Especialistas dão opiniões a favor e contra à construção de quatro sedes
Jornal O Estado de S.Paulo, 01/05/2013
Sim - Estados ficarão mais próximos da Justiça
Luciano de Souza Godoy
Qual a função principal de um Tribunal Regional Federal (TRF)? Julgar recursos e habeas corpus a partir de casos apreciados por um juiz federal. O serviço público de Justiça compõe o direito dos cidadãos e das empresas ao duplo grau de jurisdição - ter o seu caso apreciado novamente por um corpo de juízes em grau de recurso para se eliminar (ou diminuir) o erro judiciário.
Ao se perceber que há atualmente cinco TRFs no País ou, de outro lado, que 22 Estados da federação não estão próximas a um Tribunal Federal, esse fato por si só já me convence da necessidade de instalação dos novos TRFs. A questão se resolve no valor atribuído pela nossa sociedade ao Estado Democrático e ao acesso à Justiça, ao direito a um julgamento rápido e a poder participar deste.

☆ ☆ ☆

> [OBJETIVO 1]: Reproduza integralmente o texto sobre a instalação dos novos TRFs.

> [DADOS DO EXERCÍCIO]:
☆ ☆ ☆

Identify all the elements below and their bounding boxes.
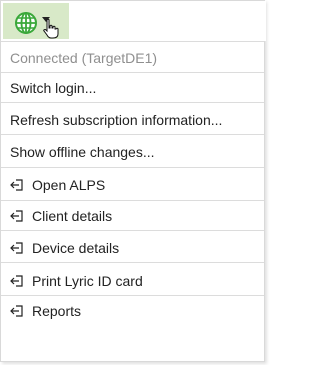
client-details-item[interactable]: Client details [1, 203, 264, 229]
hand-cursor-icon [43, 19, 59, 39]
refresh-subscription-item[interactable]: Refresh subscription information... [1, 107, 264, 133]
separator [1, 295, 264, 296]
open-alps-item[interactable]: Open ALPS [1, 172, 264, 198]
device-details-item[interactable]: Device details [1, 235, 264, 261]
separator [1, 262, 264, 263]
separator [1, 200, 264, 201]
globe-icon [15, 12, 37, 34]
show-offline-changes-item[interactable]: Show offline changes... [1, 139, 264, 165]
open-external-icon [10, 275, 23, 287]
globe-menu-button[interactable] [3, 3, 69, 39]
open-alps-label: Open ALPS [32, 177, 106, 193]
open-external-icon [10, 179, 23, 191]
separator [1, 167, 264, 168]
open-external-icon [10, 210, 23, 222]
open-external-icon [10, 242, 23, 254]
print-lyric-id-card-item[interactable]: Print Lyric ID card [1, 268, 264, 294]
print-lyric-id-card-label: Print Lyric ID card [32, 273, 143, 289]
toolbar [1, 1, 266, 41]
open-external-icon [10, 305, 23, 317]
separator [1, 102, 264, 103]
reports-label: Reports [32, 303, 82, 319]
separator [1, 134, 264, 135]
account-dropdown-menu: Connected (TargetDE1) Switch login... Re… [0, 0, 266, 362]
separator [1, 230, 264, 231]
switch-login-item[interactable]: Switch login... [1, 75, 264, 101]
reports-item[interactable]: Reports [1, 298, 264, 324]
client-details-label: Client details [32, 208, 113, 224]
connection-status: Connected (TargetDE1) [10, 50, 158, 66]
separator [1, 72, 264, 73]
device-details-label: Device details [32, 240, 120, 256]
separator [1, 41, 264, 42]
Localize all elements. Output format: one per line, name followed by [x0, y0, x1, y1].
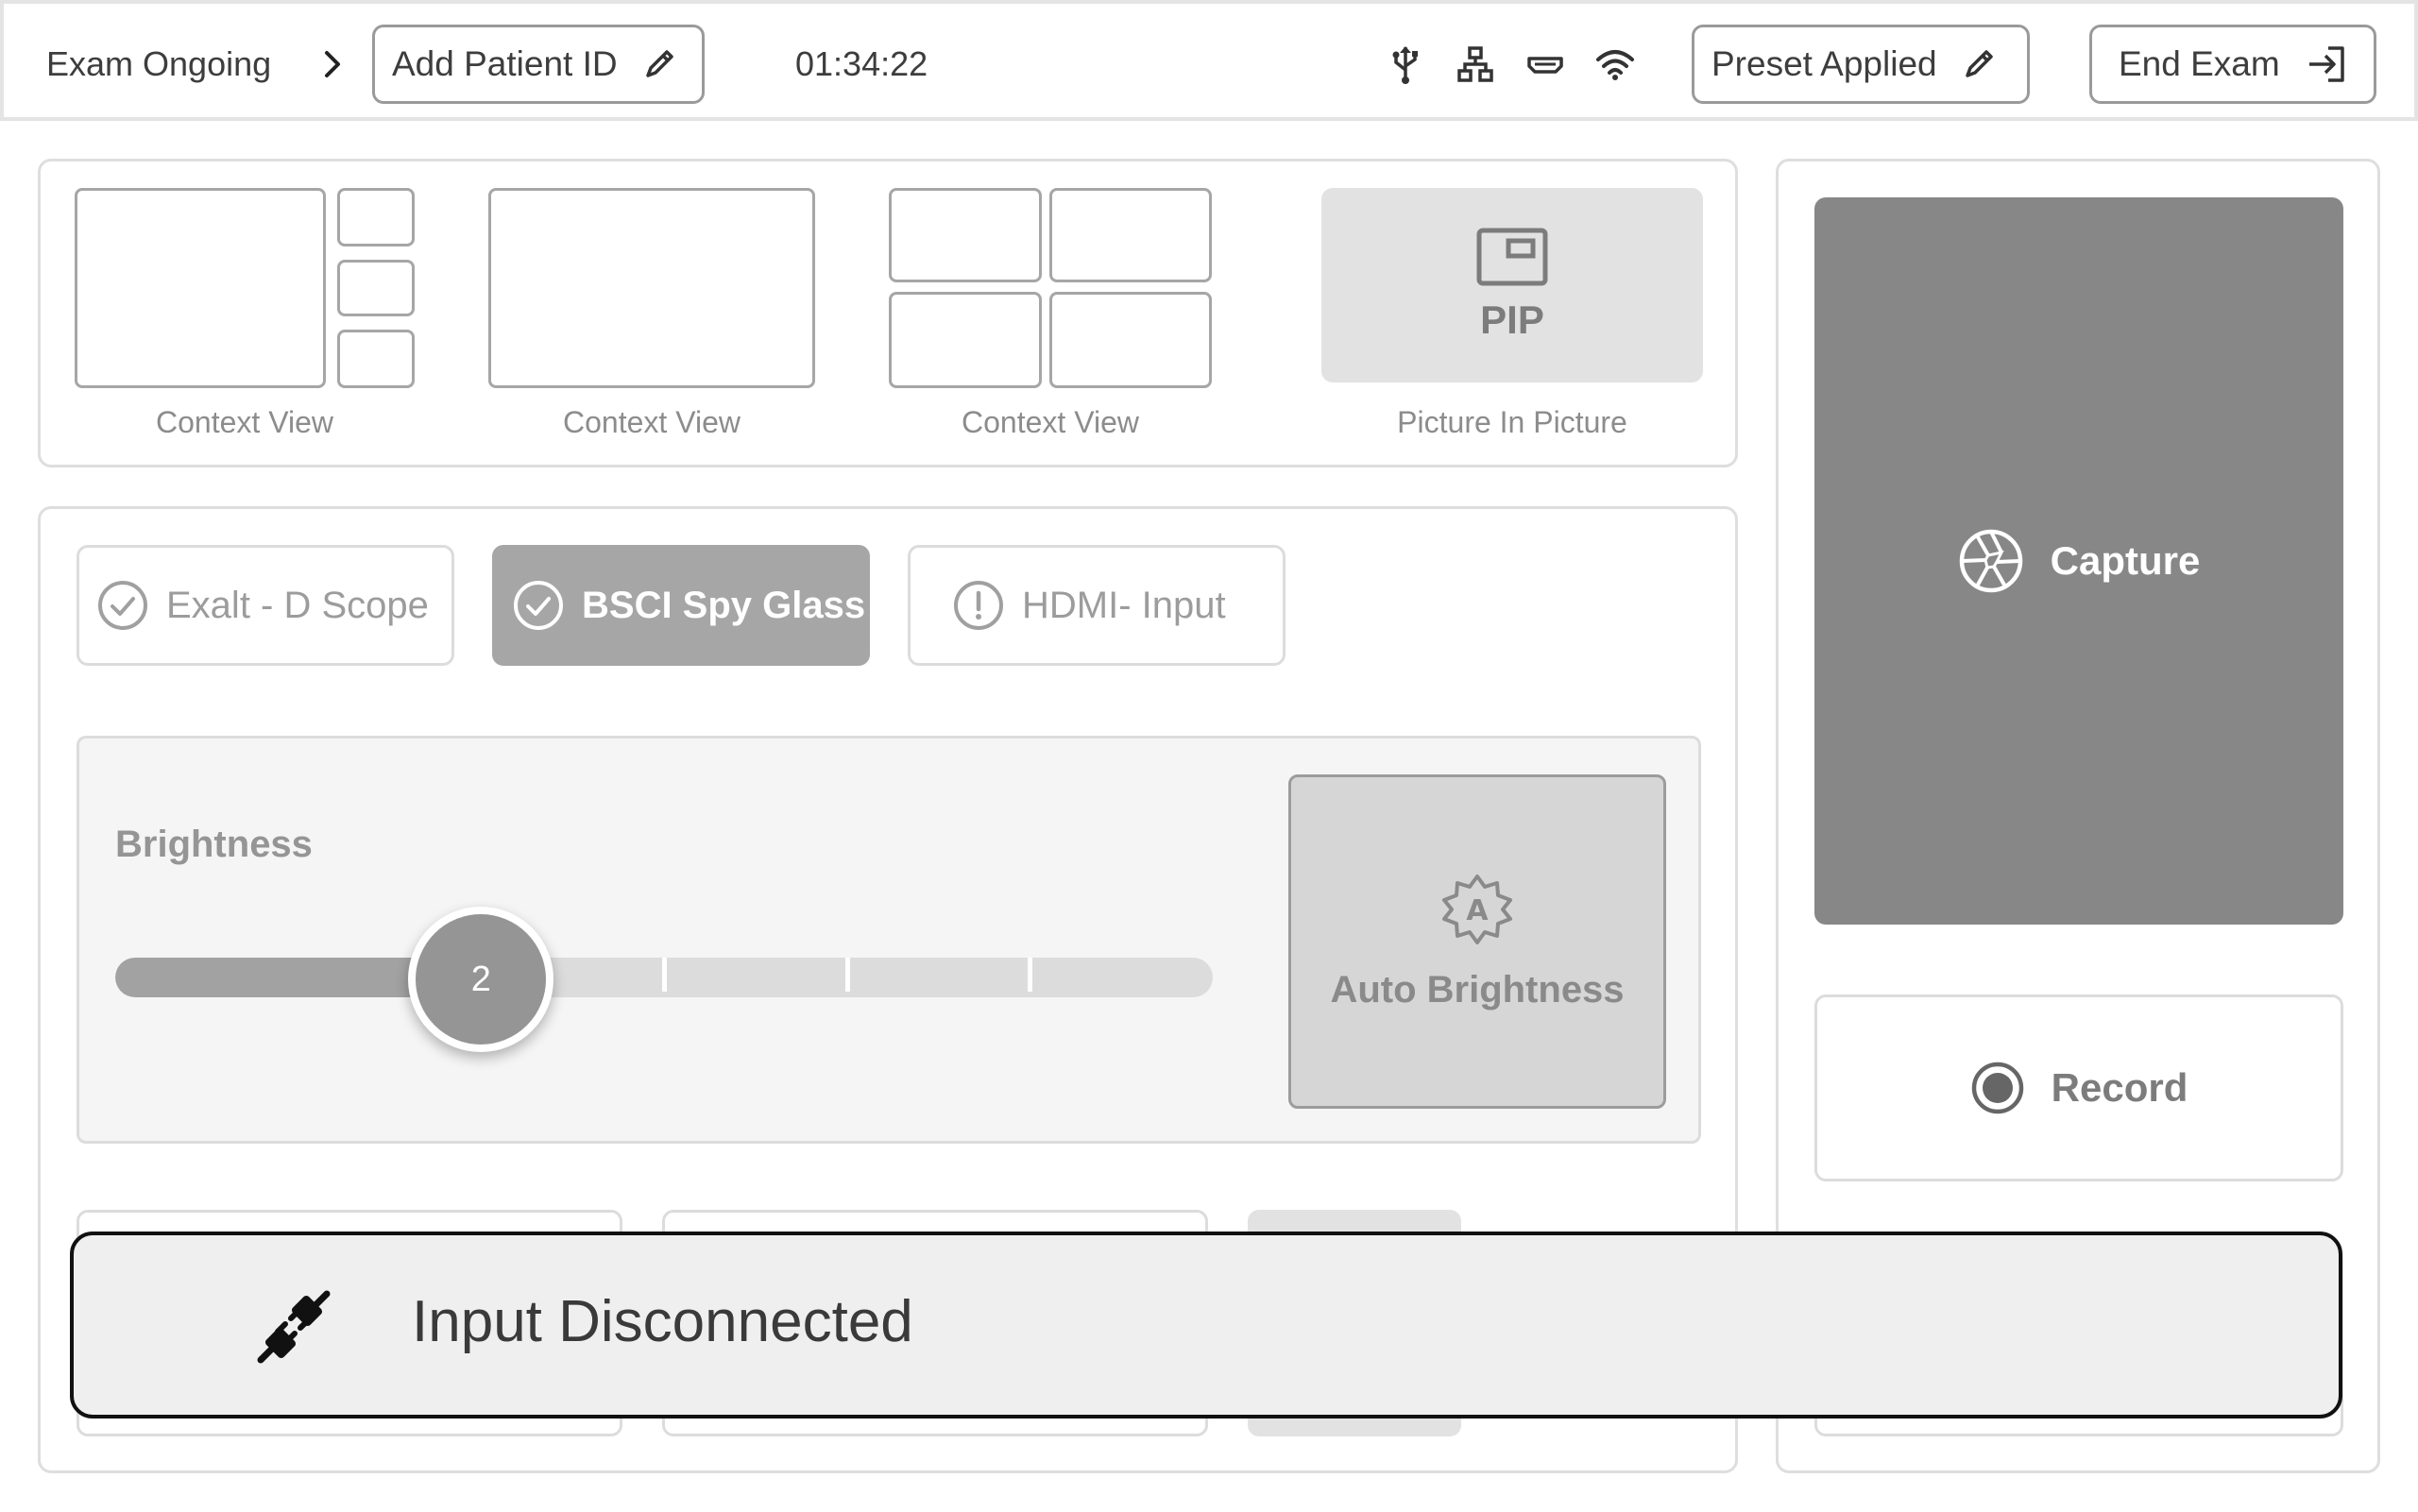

☆ ☆ ☆

> [OBJETIVO 2]: Reescreva, entre as linhas de dados, tudo desde a linha que contém "client-details-item[interactable]: Client details" até a que contém "separator [1, 200, 264, 201]", ambas incluídas, trocando "Open ALPS" por "Abrir ALPS" e mantendo o resto inalterado. Apresente somente esse trecho.

> [RESPOSTA DO EXERCÍCIO 1]:
Especialistas dão opiniões a favor e contra à construção de quatro sedes
Jornal O Estado de S.Paulo, 01/05/2013
Sim - Estados ficarão mais próximos da Justiça
Luciano de Souza Godoy
Qual a função principal de um Tribunal Regional Federal (TRF)? Julgar recursos e habeas corpus a partir de casos apreciados por um juiz federal. O serviço público de Justiça compõe o direito dos cidadãos e das empresas ao duplo grau de jurisdição - ter o seu caso apreciado novamente por um corpo de juízes em grau de recurso para se eliminar (ou diminuir) o erro judiciário.
Ao se perceber que há atualmente cinco TRFs no País ou, de outro lado, que 22 Estados da federação não estão próximas a um Tribunal Federal, esse fato por si só já me convence da necessidade de instalação dos novos TRFs. A questão se resolve no valor atribuído pela nossa sociedade ao Estado Democrático e ao acesso à Justiça, ao direito a um julgamento rápido e a poder participar deste.

> [RESPOSTA DO EXERCÍCIO 2]:
client-details-item[interactable]: Client details [1, 203, 264, 229]
hand-cursor-icon [43, 19, 59, 39]
refresh-subscription-item[interactable]: Refresh subscription information... [1, 107, 264, 133]
separator [1, 295, 264, 296]
open-alps-item[interactable]: Abrir ALPS [1, 172, 264, 198]
device-details-item[interactable]: Device details [1, 235, 264, 261]
separator [1, 262, 264, 263]
separator [1, 200, 264, 201]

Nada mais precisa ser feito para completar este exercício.